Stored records
━━━━━━━━━━━━━━━━━━━━━━━━━━━━━━
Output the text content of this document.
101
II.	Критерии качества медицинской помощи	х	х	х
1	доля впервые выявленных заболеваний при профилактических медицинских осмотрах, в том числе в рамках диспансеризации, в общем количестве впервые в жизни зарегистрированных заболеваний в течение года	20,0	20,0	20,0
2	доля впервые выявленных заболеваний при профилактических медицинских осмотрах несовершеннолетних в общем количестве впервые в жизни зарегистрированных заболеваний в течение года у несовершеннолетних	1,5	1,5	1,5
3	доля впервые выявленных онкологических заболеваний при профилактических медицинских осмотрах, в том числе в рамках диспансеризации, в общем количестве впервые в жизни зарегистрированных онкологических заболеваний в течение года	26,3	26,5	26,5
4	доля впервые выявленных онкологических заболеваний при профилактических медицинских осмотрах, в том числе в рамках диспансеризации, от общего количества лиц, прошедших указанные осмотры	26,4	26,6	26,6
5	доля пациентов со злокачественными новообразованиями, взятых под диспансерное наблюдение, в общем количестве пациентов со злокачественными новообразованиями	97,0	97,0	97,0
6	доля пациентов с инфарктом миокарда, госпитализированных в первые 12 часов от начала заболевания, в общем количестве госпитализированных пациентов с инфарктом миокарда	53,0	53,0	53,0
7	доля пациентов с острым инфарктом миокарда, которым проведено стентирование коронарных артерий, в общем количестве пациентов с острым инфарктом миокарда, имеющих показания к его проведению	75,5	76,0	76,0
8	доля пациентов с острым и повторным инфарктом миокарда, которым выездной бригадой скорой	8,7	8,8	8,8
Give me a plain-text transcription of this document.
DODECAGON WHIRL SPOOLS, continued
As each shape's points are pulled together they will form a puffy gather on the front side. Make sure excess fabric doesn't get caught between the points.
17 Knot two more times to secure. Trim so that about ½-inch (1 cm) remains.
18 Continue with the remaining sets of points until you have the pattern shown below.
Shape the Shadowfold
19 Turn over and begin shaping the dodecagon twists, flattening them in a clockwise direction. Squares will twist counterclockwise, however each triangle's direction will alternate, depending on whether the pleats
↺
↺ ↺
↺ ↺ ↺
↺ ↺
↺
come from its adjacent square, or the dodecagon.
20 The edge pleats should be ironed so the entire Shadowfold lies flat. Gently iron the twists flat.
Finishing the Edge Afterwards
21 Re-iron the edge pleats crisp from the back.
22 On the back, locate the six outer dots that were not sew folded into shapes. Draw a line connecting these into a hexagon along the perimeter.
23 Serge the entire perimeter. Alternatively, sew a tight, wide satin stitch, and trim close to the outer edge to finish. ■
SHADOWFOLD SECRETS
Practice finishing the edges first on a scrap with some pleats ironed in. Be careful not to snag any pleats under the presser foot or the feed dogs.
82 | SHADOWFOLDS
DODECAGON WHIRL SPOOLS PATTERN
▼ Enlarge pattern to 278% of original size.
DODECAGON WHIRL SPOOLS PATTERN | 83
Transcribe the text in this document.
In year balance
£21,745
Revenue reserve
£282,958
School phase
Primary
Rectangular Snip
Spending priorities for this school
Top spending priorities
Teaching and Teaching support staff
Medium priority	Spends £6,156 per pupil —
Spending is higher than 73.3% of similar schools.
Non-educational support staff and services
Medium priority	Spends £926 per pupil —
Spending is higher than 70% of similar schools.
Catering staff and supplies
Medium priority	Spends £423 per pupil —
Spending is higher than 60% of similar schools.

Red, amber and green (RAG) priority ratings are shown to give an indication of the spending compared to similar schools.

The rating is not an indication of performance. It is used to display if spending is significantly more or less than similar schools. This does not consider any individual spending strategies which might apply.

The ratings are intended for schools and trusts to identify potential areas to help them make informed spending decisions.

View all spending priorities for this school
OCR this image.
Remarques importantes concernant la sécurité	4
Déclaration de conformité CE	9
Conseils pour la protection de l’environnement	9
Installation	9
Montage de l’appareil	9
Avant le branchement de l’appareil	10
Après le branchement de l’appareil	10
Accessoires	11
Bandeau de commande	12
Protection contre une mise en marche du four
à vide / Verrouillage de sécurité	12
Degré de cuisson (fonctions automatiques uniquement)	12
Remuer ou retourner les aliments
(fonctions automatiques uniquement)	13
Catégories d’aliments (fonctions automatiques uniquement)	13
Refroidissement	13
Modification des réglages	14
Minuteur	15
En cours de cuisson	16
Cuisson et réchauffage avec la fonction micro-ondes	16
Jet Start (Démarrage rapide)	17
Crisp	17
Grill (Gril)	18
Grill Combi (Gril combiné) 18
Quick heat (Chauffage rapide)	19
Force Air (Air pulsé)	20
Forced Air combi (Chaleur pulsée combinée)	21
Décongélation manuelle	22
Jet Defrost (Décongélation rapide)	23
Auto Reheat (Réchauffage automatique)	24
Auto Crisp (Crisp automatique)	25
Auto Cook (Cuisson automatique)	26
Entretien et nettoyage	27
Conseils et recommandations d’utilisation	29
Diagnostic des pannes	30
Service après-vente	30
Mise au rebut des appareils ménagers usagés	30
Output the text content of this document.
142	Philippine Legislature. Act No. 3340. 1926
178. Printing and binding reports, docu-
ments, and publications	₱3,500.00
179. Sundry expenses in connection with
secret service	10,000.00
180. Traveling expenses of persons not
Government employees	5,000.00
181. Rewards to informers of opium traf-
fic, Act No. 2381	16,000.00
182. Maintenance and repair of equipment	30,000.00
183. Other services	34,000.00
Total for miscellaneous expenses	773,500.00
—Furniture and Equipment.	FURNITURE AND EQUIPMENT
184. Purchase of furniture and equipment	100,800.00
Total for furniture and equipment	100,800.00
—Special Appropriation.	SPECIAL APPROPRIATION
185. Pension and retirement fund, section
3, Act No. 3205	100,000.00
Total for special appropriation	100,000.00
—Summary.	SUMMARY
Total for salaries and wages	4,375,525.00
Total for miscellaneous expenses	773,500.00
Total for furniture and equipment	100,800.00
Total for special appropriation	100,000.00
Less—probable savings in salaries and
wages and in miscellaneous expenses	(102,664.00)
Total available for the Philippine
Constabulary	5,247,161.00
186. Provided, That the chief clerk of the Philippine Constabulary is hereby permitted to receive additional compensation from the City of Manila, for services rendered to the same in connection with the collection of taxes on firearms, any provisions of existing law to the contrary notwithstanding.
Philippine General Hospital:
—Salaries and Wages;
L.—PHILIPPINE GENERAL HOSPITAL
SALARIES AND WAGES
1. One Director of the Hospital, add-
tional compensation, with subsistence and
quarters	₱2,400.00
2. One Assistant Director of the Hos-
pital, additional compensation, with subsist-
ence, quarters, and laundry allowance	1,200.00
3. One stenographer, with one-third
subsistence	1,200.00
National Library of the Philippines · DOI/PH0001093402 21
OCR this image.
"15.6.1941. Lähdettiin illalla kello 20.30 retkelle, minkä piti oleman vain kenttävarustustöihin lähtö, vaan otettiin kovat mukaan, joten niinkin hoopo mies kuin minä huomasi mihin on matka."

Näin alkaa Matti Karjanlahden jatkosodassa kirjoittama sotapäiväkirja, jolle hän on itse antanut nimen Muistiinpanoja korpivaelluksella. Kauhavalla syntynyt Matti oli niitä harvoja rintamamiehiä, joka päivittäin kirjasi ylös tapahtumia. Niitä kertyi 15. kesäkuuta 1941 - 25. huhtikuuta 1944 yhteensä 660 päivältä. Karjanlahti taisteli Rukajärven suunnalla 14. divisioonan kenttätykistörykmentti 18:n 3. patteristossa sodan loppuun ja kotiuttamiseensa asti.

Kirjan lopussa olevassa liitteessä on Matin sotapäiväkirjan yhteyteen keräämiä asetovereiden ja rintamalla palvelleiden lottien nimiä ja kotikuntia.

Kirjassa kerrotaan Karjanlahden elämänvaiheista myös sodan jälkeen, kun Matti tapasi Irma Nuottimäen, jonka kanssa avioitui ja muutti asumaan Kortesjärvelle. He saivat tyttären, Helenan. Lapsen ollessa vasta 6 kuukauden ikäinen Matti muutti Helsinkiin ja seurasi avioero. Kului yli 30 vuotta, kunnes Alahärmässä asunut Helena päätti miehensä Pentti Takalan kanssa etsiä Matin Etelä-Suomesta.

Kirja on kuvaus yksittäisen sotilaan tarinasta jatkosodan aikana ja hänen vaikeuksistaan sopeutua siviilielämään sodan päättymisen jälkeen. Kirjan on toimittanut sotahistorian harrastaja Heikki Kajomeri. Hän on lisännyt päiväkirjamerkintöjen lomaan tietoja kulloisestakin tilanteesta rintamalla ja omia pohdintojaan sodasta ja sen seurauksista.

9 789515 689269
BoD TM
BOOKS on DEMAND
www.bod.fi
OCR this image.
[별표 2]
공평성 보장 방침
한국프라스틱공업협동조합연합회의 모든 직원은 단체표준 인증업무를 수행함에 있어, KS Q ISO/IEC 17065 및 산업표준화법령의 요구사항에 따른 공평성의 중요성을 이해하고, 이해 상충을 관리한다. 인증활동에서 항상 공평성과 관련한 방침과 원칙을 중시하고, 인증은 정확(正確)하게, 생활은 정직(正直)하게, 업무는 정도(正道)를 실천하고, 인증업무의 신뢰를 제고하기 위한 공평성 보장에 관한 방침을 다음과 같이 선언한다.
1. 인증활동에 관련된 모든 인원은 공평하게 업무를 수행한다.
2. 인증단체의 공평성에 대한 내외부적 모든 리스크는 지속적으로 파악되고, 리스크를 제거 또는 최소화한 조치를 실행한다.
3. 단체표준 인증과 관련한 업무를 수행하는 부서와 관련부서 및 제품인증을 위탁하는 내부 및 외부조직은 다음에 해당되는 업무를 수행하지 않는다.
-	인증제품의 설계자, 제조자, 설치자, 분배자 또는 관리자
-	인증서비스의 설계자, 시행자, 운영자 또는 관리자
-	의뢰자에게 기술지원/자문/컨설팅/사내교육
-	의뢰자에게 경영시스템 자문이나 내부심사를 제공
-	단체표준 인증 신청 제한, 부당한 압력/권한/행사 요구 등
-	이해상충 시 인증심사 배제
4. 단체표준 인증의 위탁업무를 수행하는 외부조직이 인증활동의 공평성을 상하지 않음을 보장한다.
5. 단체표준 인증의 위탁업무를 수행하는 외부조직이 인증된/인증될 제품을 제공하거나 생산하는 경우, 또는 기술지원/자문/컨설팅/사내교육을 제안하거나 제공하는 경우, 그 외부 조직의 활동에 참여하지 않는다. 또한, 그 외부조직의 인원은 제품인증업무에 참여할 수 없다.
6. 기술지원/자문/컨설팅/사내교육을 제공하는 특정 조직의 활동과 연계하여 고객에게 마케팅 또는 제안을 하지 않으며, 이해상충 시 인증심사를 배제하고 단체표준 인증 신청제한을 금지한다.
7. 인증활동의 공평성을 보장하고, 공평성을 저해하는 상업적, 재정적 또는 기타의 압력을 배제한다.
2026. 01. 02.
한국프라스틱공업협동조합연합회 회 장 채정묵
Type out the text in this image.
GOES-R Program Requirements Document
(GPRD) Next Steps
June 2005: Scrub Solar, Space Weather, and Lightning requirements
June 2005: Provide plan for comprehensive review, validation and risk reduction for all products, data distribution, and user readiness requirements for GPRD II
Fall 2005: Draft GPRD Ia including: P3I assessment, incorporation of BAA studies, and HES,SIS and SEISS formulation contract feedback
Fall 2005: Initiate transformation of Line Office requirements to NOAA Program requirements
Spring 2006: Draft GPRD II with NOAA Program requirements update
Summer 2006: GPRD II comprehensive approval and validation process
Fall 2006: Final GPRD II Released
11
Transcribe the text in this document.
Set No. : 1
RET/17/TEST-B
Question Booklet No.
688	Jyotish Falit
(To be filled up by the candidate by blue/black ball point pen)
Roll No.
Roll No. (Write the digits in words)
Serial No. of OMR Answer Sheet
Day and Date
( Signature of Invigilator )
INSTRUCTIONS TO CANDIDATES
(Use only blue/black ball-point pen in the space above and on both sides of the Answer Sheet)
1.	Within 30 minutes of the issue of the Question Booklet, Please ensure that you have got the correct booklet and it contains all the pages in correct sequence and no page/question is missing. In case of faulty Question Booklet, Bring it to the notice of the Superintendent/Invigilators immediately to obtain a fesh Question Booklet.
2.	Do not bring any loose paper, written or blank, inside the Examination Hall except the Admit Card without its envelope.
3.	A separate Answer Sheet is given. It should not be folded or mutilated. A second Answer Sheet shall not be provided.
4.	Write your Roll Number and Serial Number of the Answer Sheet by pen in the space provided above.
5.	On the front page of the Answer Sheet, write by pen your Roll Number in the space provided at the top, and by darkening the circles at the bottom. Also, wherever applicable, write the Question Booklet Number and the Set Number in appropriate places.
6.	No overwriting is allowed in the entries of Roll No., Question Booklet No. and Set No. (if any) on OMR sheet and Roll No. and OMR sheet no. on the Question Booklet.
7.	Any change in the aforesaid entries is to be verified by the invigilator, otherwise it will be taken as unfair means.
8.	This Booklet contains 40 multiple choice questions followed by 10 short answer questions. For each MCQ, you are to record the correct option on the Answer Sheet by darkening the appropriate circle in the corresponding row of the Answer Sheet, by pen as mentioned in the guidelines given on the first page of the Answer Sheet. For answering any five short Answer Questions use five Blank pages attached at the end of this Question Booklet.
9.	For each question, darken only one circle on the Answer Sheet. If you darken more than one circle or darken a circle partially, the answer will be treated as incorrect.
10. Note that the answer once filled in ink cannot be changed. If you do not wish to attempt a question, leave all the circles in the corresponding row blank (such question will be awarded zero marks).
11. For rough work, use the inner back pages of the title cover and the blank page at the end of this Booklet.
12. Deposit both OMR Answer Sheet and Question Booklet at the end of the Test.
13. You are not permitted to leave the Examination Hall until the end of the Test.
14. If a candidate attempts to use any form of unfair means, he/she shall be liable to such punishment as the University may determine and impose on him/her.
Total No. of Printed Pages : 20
━━━━━━━━━━━━━━━━━━━━━━━━━━━━━━
[YOUR INSTRUCTIONS]: Extract, from the material above, each line holding the word "사내교육을".

[TASK ANSWER]:
5. 단체표준 인증의 위탁업무를 수행하는 외부조직이 인증된/인증될 제품을 제공하거나 생산하는 경우, 또는 기술지원/자문/컨설팅/사내교육을 제안하거나 제공하는 경우, 그 외부 조직의 활동에 참여하지 않는다. 또한, 그 외부조직의 인원은 제품인증업무에 참여할 수 없다.
6. 기술지원/자문/컨설팅/사내교육을 제공하는 특정 조직의 활동과 연계하여 고객에게 마케팅 또는 제안을 하지 않으며, 이해상충 시 인증심사를 배제하고 단체표준 인증 신청제한을 금지한다.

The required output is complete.